Given exercise: Some lines of these records may hold the word "Ventilatieopening"; state how many, using only the number.

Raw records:
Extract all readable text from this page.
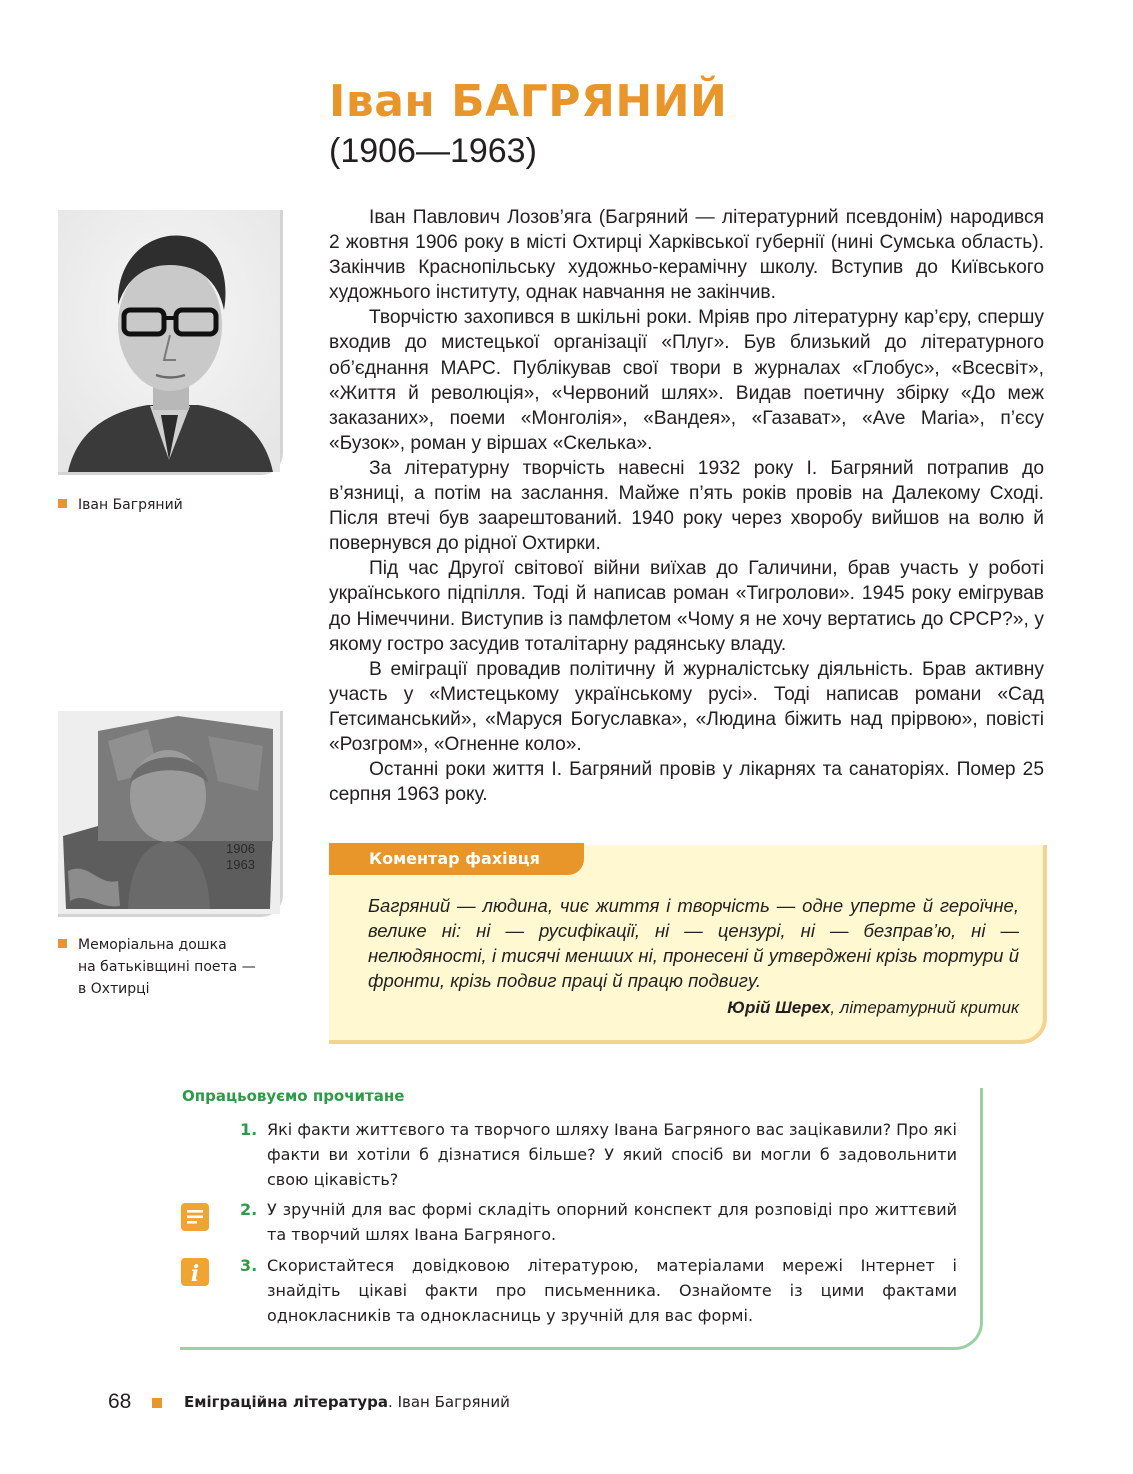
Іван БАГРЯНИЙ
(1906—1963)
Іван Багряний
1906
1963
Меморіальна дошка
на батьківщині поета —
в Охтирці

Іван Павлович Лозов’яга (Багряний — літературний псевдонім) народився 2 жовтня 1906 року в місті Охтирці Харківської губернії (нині Сумська область). Закінчив Краснопільську художньо-керамічну школу. Вступив до Київського художнього інституту, однак навчання не закінчив.

Творчістю захопився в шкільні роки. Мріяв про літературну кар’єру, спершу входив до мистецької організації «Плуг». Був близький до літературного об’єднання МАРС. Публікував свої твори в журналах «Глобус», «Всесвіт», «Життя й революція», «Червоний шлях». Видав поетичну збірку «До меж заказаних», поеми «Монголія», «Вандея», «Газават», «Ave Maria», п’єсу «Бузок», роман у віршах «Скелька».

За літературну творчість навесні 1932 року І. Багряний потрапив до в’язниці, а потім на заслання. Майже п’ять років провів на Далекому Сході. Після втечі був заарештований. 1940 року через хворобу вийшов на волю й повернувся до рідної Охтирки.

Під час Другої світової війни виїхав до Галичини, брав участь у роботі українського підпілля. Тоді й написав роман «Тигролови». 1945 року емігрував до Німеччини. Виступив із памфлетом «Чому я не хочу вертатись до СРСР?», у якому гостро засудив тоталітарну радянську владу.

В еміграції провадив політичну й журналістську діяльність. Брав активну участь у «Мистецькому українському русі». Тоді написав романи «Сад Гетсиманський», «Маруся Богуславка», «Людина біжить над прірвою», повісті «Розгром», «Огненне коло».

Останні роки життя І. Багряний провів у лікарнях та санаторіях. Помер 25 серпня 1963 року.

Коментар фахівця
Багряний — людина, чиє життя і творчість — одне уперте й героїчне, велике ні: ні — русифікації, ні — цензурі, ні — безправ’ю, ні — нелюдяності, і тисячі менших ні, пронесені й утверджені крізь тортури й фронти, крізь подвиг праці й працю подвигу.
Юрій Шерех, літературний критик
Опрацьовуємо прочитане
1. Які факти життєвого та творчого шляху Івана Багряного вас зацікавили? Про які факти ви хотіли б дізнатися більше? У який спосіб ви могли б задовольнити свою цікавість?
2. У зручній для вас формі складіть опорний конспект для розповіді про життєвий та творчий шлях Івана Багряного.
3. Скористайтеся довідковою літературою, матеріалами мережі Інтернет і знайдіть цікаві факти про письменника. Ознайомте із цими фактами однокласників та однокласниць у зручній для вас формі.
i
68	Еміграційна література. Іван Багряний
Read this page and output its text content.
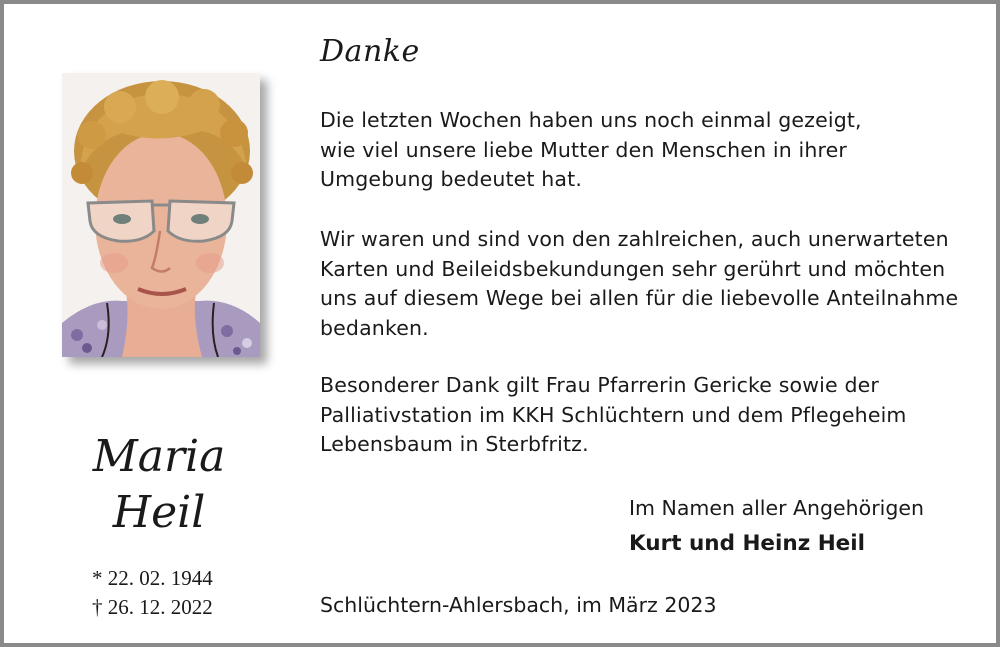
Danke
Die letzten Wochen haben uns noch einmal gezeigt,
wie viel unsere liebe Mutter den Menschen in ihrer
Umgebung bedeutet hat.
Wir waren und sind von den zahlreichen, auch unerwarteten
Karten und Beileidsbekundungen sehr gerührt und möchten
uns auf diesem Wege bei allen für die liebevolle Anteilnahme
bedanken.
Besonderer Dank gilt Frau Pfarrerin Gericke sowie der
Palliativstation im KKH Schlüchtern und dem Pflegeheim
Lebensbaum in Sterbfritz.
Maria
Heil
* 22. 02. 1944
† 26. 12. 2022
Im Namen aller Angehörigen
Kurt und Heinz Heil
Schlüchtern-Ahlersbach, im März 2023
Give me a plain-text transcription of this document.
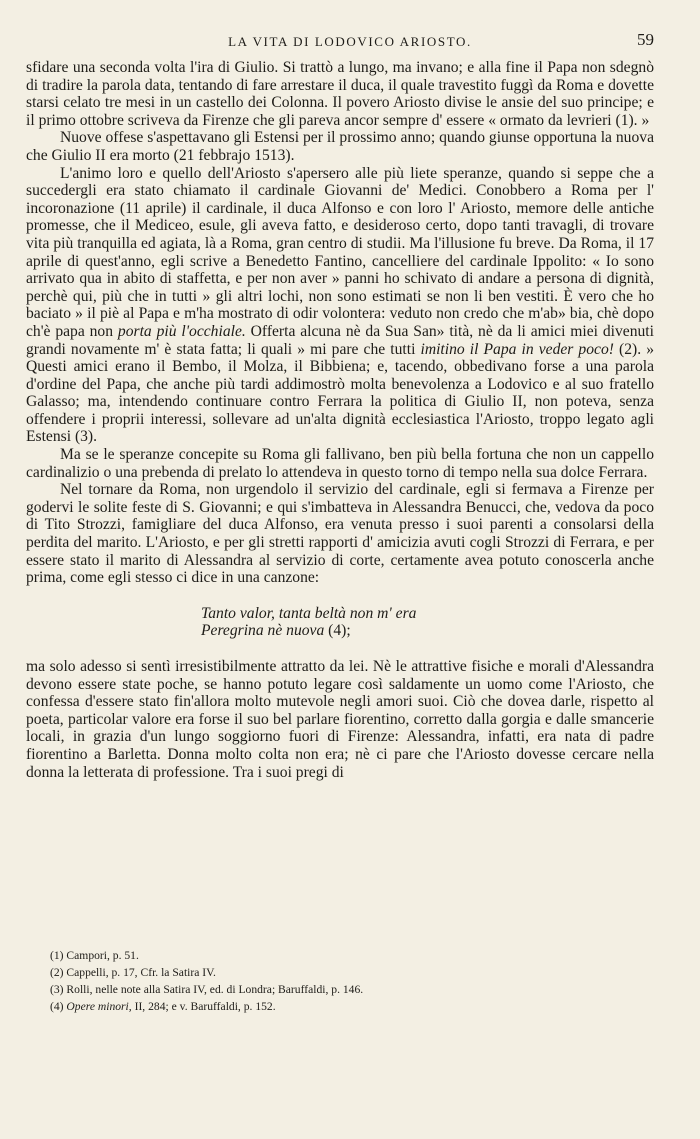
LA VITA DI LODOVICO ARIOSTO.	59

sfidare una seconda volta l'ira di Giulio. Si trattò a lungo, ma invano; e alla fine il Papa non sdegnò di tradire la parola data, tentando di fare arrestare il duca, il quale travestito fuggì da Roma e dovette starsi celato tre mesi in un castello dei Colonna. Il povero Ariosto divise le ansie del suo principe; e il primo ottobre scriveva da Firenze che gli pareva ancor sempre d' essere « ormato da levrieri (1). »

Nuove offese s'aspettavano gli Estensi per il prossimo anno; quando giunse opportuna la nuova che Giulio II era morto (21 febbrajo 1513).

L'animo loro e quello dell'Ariosto s'apersero alle più liete speranze, quando si seppe che a succedergli era stato chiamato il cardinale Giovanni de' Medici. Conobbero a Roma per l' incoronazione (11 aprile) il cardinale, il duca Alfonso e con loro l' Ariosto, memore delle antiche promesse, che il Mediceo, esule, gli aveva fatto, e desideroso certo, dopo tanti travagli, di trovare vita più tranquilla ed agiata, là a Roma, gran centro di studii. Ma l'illusione fu breve. Da Roma, il 17 aprile di quest'anno, egli scrive a Benedetto Fantino, cancelliere del cardinale Ippolito: « Io sono arrivato qua in abito di staffetta, e per non aver » panni ho schivato di andare a persona di dignità, perchè qui, più che in tutti » gli altri lochi, non sono estimati se non li ben vestiti. È vero che ho baciato » il piè al Papa e m'ha mostrato di odir volontera: veduto non credo che m'ab» bia, chè dopo ch'è papa non porta più l'occhiale. Offerta alcuna nè da Sua San» tità, nè da li amici miei divenuti grandi novamente m' è stata fatta; li quali » mi pare che tutti imitino il Papa in veder poco! (2). » Questi amici erano il Bembo, il Molza, il Bibbiena; e, tacendo, obbedivano forse a una parola d'ordine del Papa, che anche più tardi addimostrò molta benevolenza a Lodovico e al suo fratello Galasso; ma, intendendo continuare contro Ferrara la politica di Giulio II, non poteva, senza offendere i proprii interessi, sollevare ad un'alta dignità ecclesiastica l'Ariosto, troppo legato agli Estensi (3).

Ma se le speranze concepite su Roma gli fallivano, ben più bella fortuna che non un cappello cardinalizio o una prebenda di prelato lo attendeva in questo torno di tempo nella sua dolce Ferrara.

Nel tornare da Roma, non urgendolo il servizio del cardinale, egli si fermava a Firenze per godervi le solite feste di S. Giovanni; e qui s'imbatteva in Alessandra Benucci, che, vedova da poco di Tito Strozzi, famigliare del duca Alfonso, era venuta presso i suoi parenti a consolarsi della perdita del marito. L'Ariosto, e per gli stretti rapporti d' amicizia avuti cogli Strozzi di Ferrara, e per essere stato il marito di Alessandra al servizio di corte, certamente avea potuto conoscerla anche prima, come egli stesso ci dice in una canzone:

Tanto valor, tanta beltà non m' era

Peregrina nè nuova (4);

ma solo adesso si sentì irresistibilmente attratto da lei. Nè le attrattive fisiche e morali d'Alessandra devono essere state poche, se hanno potuto legare così saldamente un uomo come l'Ariosto, che confessa d'essere stato fin'allora molto mutevole negli amori suoi. Ciò che dovea darle, rispetto al poeta, particolar valore era forse il suo bel parlare fiorentino, corretto dalla gorgia e dalle smancerie locali, in grazia d'un lungo soggiorno fuori di Firenze: Alessandra, infatti, era nata di padre fiorentino a Barletta. Donna molto colta non era; nè ci pare che l'Ariosto dovesse cercare nella donna la letterata di professione. Tra i suoi pregi di

(1) Campori, p. 51.
(2) Cappelli, p. 17, Cfr. la Satira IV.
(3) Rolli, nelle note alla Satira IV, ed. di Londra; Baruffaldi, p. 146.
(4) Opere minori, II, 284; e v. Baruffaldi, p. 152.
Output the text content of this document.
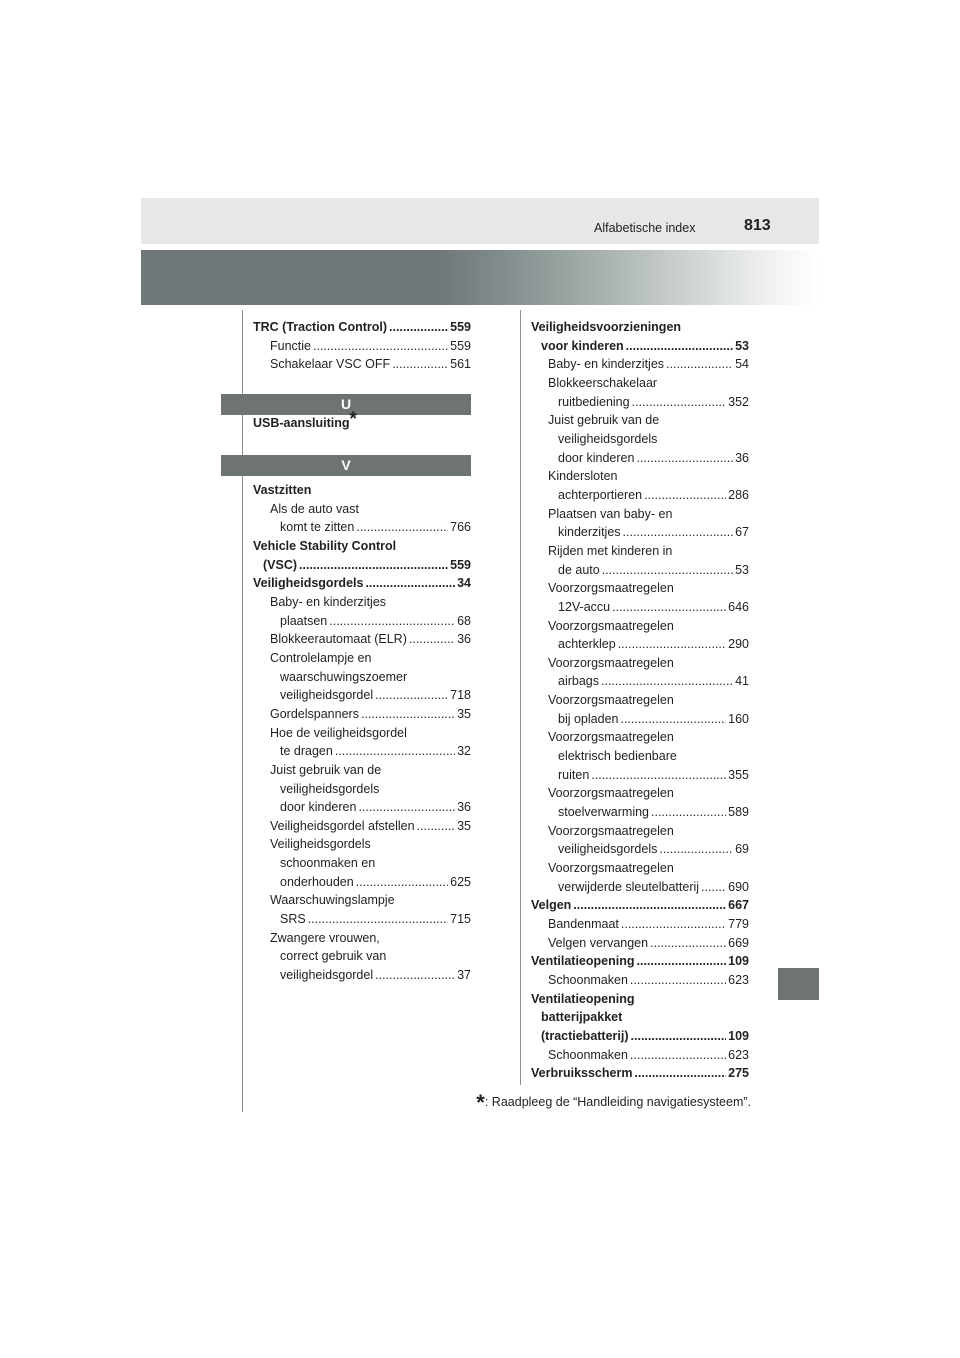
Alfabetische index	813
TRC (Traction Control) .....	559
Functie .....	559
Schakelaar VSC OFF .....	561
U
USB-aansluiting*
V
Vastzitten
Als de auto vast
komt te zitten .....	766
Vehicle Stability Control
(VSC) .....	559
Veiligheidsgordels .....	34
Baby- en kinderzitjes
plaatsen .....	68
Blokkeerautomaat (ELR) .....	36
Controlelampje en
waarschuwingszoemer
veiligheidsgordel .....	718
Gordelspanners .....	35
Hoe de veiligheidsgordel
te dragen .....	32
Juist gebruik van de
veiligheidsgordels
door kinderen .....	36
Veiligheidsgordel afstellen .....	35
Veiligheidsgordels
schoonmaken en
onderhouden .....	625
Waarschuwingslampje
SRS .....	715
Zwangere vrouwen,
correct gebruik van
veiligheidsgordel .....	37
Veiligheidsvoorzieningen
voor kinderen .....	53
Baby- en kinderzitjes .....	54
Blokkeerschakelaar
ruitbediening .....	352
Juist gebruik van de
veiligheidsgordels
door kinderen .....	36
Kindersloten
achterportieren .....	286
Plaatsen van baby- en
kinderzitjes .....	67
Rijden met kinderen in
de auto .....	53
Voorzorgsmaatregelen
12V-accu .....	646
Voorzorgsmaatregelen
achterklep .....	290
Voorzorgsmaatregelen
airbags .....	41
Voorzorgsmaatregelen
bij opladen .....	160
Voorzorgsmaatregelen
elektrisch bedienbare
ruiten .....	355
Voorzorgsmaatregelen
stoelverwarming .....	589
Voorzorgsmaatregelen
veiligheidsgordels .....	69
Voorzorgsmaatregelen
verwijderde sleutelbatterij ..... 690
Velgen .....	667
Bandenmaat .....	779
Velgen vervangen .....	669
Ventilatieopening .....	109
Schoonmaken .....	623
Ventilatieopening
batterijpakket
(tractiebatterij) .....	109
Schoonmaken .....	623
Verbruiksscherm .....	275
*: Raadpleeg de “Handleiding navigatiesysteem”.
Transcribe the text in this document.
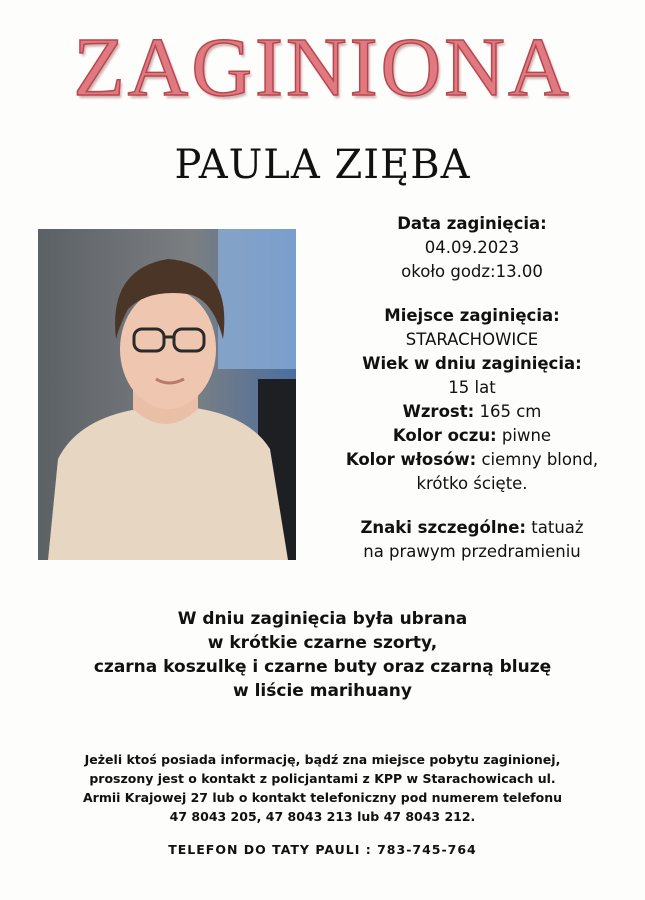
ZAGINIONA
PAULA ZIĘBA
Data zaginięcia:
04.09.2023
około godz:13.00
Miejsce zaginięcia:
STARACHOWICE
Wiek w dniu zaginięcia:
15 lat
Wzrost: 165 cm
Kolor oczu: piwne
Kolor włosów: ciemny blond,
krótko ścięte.
Znaki szczególne: tatuaż
na prawym przedramieniu
W dniu zaginięcia była ubrana
w krótkie czarne szorty,
czarna koszulkę i czarne buty oraz czarną bluzę
w liście marihuany
Jeżeli ktoś posiada informację, bądź zna miejsce pobytu zaginionej,
proszony jest o kontakt z policjantami z KPP w Starachowicach ul.
Armii Krajowej 27 lub o kontakt telefoniczny pod numerem telefonu
47 8043 205, 47 8043 213 lub 47 8043 212.
TELEFON DO TATY PAULI : 783-745-764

Expected output: 2